Task instructions: Transcribe the records below exactly as they appear.

Stored records:
********************

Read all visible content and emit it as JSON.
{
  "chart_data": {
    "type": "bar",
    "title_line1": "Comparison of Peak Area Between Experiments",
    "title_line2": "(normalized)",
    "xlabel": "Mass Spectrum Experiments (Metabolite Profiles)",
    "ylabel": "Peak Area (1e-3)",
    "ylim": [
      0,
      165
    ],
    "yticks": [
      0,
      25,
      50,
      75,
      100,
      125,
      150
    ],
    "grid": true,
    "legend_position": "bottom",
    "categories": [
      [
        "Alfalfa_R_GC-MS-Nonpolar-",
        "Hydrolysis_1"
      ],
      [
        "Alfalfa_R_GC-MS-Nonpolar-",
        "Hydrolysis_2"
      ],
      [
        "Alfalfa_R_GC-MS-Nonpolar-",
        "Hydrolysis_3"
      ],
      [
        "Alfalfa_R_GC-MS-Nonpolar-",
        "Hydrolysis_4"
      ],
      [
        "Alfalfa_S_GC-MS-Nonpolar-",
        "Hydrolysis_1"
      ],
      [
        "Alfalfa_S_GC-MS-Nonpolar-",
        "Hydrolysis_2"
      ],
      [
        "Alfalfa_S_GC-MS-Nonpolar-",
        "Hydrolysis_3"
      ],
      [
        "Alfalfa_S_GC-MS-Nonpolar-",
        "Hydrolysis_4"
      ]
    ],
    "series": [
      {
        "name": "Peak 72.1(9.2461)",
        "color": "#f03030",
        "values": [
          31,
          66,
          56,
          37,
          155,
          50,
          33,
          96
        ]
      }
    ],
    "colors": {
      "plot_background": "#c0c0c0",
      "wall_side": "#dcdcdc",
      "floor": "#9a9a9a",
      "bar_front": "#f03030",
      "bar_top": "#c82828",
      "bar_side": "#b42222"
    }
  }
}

********************

Answer to this task:
Read all visible content and emit it as JSON.
{
  "chart_data": {
    "type": "bar",
    "title_line1": "Comparison of Peak Area Between Experiments",
    "title_line2": "(normalized)",
    "xlabel": "Mass Spectrum Experiments (Metabolite Profiles)",
    "ylabel": "Peak Area (1e-3)",
    "ylim": [
      0,
      165
    ],
    "yticks": [
      0,
      25,
      50,
      75,
      100,
      125,
      150
    ],
    "grid": true,
    "legend_position": "bottom",
    "categories": [
      [
        "Alfalfa_R_GC-MS-Nonpolar-",
        "Hydrolysis_1"
      ],
      [
        "Alfalfa_R_GC-MS-Nonpolar-",
        "Hydrolysis_2"
      ],
      [
        "Alfalfa_R_GC-MS-Nonpolar-",
        "Hydrolysis_3"
      ],
      [
        "Alfalfa_R_GC-MS-Nonpolar-",
        "Hydrolysis_4"
      ],
      [
        "Alfalfa_S_GC-MS-Nonpolar-",
        "Hydrolysis_1"
      ],
      [
        "Alfalfa_S_GC-MS-Nonpolar-",
        "Hydrolysis_2"
      ],
      [
        "Alfalfa_S_GC-MS-Nonpolar-",
        "Hydrolysis_3"
      ],
      [
        "Alfalfa_S_GC-MS-Nonpolar-",
        "Hydrolysis_4"
      ]
    ],
    "series": [
      {
        "name": "Peak 72.1(9.2461)",
        "color": "#f03030",
        "values": [
          31,
          66,
          56,
          37,
          155,
          50,
          33,
          96
        ]
      }
    ],
    "colors": {
      "plot_background": "#c0c0c0",
      "wall_side": "#dcdcdc",
      "floor": "#9a9a9a",
      "bar_front": "#f03030",
      "bar_top": "#c82828",
      "bar_side": "#b42222"
    }
  }
}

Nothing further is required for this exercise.